■ Your objective ■
Read the records and gather each line that includes "другой".

Stored records:
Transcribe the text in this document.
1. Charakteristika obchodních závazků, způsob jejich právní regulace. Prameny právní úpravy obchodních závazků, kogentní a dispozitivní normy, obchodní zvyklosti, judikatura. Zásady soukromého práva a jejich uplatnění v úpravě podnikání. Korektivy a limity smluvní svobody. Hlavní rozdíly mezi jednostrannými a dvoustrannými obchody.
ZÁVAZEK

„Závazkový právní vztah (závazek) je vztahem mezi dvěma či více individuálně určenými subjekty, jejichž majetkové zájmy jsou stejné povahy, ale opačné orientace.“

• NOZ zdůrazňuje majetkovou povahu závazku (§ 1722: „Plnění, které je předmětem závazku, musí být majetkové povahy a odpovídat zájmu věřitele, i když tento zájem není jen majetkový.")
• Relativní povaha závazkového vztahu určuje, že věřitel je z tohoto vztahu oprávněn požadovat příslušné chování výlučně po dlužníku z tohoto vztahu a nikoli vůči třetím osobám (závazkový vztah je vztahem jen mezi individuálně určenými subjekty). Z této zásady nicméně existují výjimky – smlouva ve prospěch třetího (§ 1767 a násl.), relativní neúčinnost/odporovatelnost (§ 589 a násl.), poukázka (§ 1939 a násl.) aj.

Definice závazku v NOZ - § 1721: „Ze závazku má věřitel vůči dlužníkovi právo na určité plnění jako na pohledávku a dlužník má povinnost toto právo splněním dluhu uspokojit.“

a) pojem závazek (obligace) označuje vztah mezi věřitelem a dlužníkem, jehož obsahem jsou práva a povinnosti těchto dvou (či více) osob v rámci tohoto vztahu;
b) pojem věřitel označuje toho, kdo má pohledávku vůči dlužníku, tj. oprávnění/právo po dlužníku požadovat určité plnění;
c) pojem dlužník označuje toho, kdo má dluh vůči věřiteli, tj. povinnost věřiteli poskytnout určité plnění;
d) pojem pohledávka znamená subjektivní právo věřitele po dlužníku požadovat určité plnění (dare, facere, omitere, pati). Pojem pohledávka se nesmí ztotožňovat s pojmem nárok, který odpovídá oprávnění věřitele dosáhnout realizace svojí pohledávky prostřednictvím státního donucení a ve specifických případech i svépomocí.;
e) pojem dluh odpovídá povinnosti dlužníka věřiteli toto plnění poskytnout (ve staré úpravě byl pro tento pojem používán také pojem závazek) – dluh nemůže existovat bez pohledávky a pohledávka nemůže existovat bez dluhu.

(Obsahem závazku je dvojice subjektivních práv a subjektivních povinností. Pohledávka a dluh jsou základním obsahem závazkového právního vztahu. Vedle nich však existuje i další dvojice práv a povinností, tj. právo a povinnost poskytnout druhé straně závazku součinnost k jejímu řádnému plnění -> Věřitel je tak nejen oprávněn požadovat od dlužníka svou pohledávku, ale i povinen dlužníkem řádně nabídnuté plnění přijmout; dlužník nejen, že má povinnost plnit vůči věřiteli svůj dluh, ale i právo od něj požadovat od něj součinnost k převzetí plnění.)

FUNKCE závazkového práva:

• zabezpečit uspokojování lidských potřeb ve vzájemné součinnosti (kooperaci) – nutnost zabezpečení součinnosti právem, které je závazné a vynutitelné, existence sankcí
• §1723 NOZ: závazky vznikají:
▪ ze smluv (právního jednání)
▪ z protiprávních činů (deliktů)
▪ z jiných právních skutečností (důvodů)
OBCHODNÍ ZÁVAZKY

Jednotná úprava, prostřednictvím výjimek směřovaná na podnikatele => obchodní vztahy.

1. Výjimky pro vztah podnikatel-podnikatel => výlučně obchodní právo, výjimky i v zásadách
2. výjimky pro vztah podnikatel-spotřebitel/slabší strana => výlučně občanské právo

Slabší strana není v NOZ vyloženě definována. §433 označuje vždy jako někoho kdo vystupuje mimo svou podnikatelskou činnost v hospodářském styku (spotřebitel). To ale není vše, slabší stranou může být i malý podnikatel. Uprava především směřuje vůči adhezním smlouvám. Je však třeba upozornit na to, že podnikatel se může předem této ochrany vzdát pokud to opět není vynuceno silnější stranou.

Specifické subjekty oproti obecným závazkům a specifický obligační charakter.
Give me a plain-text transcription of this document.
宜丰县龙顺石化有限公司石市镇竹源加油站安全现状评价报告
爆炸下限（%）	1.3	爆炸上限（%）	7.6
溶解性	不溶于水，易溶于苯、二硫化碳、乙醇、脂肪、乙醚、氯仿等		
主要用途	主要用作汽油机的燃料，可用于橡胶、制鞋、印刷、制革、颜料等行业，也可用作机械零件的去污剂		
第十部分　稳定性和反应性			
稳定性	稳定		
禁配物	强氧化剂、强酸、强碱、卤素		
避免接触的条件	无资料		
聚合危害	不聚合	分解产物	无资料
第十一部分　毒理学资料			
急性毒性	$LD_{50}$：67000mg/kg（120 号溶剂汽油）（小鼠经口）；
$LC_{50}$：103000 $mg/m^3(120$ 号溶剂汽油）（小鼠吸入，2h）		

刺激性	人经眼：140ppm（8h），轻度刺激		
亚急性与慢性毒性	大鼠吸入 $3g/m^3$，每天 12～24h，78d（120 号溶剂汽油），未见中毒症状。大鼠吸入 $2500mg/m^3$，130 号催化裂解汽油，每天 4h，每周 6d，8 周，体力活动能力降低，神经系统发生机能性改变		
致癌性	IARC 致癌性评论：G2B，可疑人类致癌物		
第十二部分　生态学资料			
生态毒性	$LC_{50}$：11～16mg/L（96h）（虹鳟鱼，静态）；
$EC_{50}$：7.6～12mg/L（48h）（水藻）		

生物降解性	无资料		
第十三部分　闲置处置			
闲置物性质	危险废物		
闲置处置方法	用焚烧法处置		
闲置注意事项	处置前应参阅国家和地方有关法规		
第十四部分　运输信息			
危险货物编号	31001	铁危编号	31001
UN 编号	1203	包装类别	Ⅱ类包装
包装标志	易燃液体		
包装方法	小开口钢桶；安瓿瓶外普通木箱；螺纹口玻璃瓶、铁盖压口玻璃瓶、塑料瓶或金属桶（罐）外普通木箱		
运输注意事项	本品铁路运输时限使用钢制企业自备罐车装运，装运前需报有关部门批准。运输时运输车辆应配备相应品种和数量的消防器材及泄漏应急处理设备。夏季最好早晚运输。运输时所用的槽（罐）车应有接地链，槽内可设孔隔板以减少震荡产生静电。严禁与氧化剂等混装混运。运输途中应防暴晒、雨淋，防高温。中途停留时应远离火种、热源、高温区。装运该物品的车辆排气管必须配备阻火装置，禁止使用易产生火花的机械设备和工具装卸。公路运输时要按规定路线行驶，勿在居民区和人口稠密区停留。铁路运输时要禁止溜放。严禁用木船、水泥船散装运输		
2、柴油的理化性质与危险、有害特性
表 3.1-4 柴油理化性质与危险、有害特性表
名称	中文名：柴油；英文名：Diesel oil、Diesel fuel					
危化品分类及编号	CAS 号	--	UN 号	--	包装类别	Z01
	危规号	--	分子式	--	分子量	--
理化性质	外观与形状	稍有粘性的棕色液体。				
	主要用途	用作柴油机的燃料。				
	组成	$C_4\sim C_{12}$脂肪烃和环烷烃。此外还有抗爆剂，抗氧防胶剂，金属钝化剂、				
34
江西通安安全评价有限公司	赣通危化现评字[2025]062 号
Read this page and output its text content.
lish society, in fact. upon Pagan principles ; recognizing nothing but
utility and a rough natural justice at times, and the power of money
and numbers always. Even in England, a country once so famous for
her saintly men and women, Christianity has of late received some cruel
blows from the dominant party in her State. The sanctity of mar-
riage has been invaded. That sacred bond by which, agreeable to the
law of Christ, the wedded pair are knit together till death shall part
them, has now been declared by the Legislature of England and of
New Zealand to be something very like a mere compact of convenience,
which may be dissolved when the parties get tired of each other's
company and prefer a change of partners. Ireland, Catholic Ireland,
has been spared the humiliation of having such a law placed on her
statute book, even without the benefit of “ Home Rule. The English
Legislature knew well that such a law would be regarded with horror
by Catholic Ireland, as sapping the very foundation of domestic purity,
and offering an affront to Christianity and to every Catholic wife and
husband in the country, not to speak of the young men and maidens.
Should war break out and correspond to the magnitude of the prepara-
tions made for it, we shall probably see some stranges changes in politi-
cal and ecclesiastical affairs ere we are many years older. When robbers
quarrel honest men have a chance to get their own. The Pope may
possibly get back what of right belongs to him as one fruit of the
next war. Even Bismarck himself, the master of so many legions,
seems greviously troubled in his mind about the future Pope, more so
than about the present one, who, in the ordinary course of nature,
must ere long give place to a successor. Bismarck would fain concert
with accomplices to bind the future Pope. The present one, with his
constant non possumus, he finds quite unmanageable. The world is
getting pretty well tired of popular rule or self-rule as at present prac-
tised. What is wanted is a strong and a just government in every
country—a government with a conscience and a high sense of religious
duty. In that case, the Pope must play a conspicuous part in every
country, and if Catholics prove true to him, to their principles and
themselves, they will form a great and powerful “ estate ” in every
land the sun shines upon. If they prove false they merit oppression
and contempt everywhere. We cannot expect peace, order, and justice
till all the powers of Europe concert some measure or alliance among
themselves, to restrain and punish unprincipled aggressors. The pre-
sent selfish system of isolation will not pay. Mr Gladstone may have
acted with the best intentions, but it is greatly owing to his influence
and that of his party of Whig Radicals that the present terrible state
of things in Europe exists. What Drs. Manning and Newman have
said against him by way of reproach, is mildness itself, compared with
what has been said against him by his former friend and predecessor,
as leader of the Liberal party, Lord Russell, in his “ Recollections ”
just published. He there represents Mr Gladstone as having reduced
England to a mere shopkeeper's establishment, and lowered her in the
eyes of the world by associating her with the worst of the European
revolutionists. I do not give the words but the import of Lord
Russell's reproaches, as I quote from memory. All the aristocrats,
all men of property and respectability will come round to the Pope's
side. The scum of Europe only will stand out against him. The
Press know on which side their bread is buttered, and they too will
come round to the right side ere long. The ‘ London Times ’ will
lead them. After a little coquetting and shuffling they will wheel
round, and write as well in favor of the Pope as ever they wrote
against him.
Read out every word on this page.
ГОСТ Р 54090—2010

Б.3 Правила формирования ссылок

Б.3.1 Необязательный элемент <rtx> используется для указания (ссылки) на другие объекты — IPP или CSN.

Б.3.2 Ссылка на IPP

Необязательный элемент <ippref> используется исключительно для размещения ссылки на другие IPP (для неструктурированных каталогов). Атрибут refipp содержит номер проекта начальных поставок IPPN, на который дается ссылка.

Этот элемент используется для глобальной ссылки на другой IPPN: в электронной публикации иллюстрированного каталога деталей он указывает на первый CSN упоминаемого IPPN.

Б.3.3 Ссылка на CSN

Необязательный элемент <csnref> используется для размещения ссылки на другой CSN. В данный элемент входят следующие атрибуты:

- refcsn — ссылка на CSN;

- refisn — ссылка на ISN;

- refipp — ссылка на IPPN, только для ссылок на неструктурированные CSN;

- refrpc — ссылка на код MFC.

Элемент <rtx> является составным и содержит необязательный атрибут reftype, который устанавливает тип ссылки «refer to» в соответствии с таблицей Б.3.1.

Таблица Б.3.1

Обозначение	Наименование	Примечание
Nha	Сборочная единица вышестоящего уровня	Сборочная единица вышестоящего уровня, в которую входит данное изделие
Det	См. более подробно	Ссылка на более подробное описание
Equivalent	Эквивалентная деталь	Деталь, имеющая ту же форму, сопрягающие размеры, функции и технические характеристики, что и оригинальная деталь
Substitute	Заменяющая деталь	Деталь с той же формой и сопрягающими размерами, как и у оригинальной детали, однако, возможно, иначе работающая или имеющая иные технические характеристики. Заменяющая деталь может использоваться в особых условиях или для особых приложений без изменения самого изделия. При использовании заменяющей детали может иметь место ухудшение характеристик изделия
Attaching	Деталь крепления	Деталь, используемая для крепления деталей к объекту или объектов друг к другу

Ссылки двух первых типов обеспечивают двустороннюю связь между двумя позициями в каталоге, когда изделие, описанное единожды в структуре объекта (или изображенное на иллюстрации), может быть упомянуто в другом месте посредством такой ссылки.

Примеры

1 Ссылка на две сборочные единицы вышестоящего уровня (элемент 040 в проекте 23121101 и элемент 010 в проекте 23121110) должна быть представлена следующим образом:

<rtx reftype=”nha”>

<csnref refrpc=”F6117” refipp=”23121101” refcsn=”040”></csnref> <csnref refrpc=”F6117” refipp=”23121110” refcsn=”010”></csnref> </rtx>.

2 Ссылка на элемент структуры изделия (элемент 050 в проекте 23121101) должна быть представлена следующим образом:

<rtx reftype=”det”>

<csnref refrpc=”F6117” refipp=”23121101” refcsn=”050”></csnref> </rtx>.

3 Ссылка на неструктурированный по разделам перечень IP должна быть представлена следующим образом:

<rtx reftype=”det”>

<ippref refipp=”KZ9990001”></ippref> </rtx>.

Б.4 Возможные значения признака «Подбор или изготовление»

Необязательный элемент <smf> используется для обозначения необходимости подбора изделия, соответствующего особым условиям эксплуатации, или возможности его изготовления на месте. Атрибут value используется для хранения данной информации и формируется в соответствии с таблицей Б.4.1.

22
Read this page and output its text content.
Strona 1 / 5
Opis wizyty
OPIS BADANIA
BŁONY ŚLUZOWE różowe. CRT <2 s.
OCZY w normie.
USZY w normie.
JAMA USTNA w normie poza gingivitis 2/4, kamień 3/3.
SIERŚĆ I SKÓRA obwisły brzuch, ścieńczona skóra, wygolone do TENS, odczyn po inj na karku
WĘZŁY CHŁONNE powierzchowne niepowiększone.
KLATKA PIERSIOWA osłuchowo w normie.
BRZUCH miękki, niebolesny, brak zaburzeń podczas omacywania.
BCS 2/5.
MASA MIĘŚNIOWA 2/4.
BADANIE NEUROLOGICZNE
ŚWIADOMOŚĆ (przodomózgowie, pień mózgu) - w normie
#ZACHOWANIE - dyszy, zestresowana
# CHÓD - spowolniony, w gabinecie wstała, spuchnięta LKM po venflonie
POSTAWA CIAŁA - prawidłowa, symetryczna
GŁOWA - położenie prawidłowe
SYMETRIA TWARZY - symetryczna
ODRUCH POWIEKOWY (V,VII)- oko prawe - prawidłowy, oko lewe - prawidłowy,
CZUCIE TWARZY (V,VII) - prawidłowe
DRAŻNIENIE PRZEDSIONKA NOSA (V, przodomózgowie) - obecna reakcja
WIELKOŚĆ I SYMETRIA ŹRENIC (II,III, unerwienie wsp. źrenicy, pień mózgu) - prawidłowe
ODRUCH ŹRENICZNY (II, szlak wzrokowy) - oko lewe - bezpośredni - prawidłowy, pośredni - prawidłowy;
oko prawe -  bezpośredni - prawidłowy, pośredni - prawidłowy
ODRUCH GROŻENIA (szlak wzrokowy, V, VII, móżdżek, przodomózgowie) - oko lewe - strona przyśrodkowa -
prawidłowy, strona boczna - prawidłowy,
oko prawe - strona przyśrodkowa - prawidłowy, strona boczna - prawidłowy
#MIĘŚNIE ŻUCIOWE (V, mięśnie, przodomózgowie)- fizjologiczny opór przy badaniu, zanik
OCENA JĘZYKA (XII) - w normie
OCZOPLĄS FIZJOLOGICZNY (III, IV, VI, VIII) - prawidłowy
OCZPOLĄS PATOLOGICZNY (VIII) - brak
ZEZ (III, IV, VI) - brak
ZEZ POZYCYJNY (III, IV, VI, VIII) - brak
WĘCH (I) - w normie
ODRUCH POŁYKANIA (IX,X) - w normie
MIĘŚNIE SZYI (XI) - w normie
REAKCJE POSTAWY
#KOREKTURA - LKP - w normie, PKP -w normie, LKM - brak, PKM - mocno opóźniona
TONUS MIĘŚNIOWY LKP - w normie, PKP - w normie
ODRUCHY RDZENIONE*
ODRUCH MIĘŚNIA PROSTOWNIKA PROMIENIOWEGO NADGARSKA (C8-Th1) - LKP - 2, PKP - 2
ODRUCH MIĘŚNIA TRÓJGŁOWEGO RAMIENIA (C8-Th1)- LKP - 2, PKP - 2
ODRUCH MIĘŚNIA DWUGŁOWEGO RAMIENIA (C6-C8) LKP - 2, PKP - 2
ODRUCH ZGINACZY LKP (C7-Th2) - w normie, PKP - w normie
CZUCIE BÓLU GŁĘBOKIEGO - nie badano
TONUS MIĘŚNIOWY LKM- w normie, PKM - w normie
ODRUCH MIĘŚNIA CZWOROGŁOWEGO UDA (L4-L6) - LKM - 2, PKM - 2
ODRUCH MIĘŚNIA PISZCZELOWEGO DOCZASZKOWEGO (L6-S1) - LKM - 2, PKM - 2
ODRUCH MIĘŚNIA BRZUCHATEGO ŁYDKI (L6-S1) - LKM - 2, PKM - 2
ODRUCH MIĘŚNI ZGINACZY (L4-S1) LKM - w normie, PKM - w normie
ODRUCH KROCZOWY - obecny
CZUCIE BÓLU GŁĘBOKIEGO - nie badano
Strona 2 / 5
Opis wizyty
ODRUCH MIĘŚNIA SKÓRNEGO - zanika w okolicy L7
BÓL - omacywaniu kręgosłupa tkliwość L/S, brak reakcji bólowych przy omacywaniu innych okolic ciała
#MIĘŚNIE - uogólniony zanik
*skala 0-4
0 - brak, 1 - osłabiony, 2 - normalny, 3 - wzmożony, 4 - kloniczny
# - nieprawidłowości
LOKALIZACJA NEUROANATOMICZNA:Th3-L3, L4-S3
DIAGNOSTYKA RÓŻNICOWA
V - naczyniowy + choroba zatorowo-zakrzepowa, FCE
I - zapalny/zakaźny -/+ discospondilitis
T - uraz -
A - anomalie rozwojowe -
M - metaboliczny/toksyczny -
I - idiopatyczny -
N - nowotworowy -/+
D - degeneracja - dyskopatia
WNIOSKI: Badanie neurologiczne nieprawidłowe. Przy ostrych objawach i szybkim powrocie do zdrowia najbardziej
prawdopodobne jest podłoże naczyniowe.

■ Exercise output ■
Этот элемент используется для глобальной ссылки на другой IPPN: в электронной публикации иллюстрированного каталога деталей он указывает на первый CSN упоминаемого IPPN.
Необязательный элемент <csnref> используется для размещения ссылки на другой CSN. В данный элемент входят следующие атрибуты:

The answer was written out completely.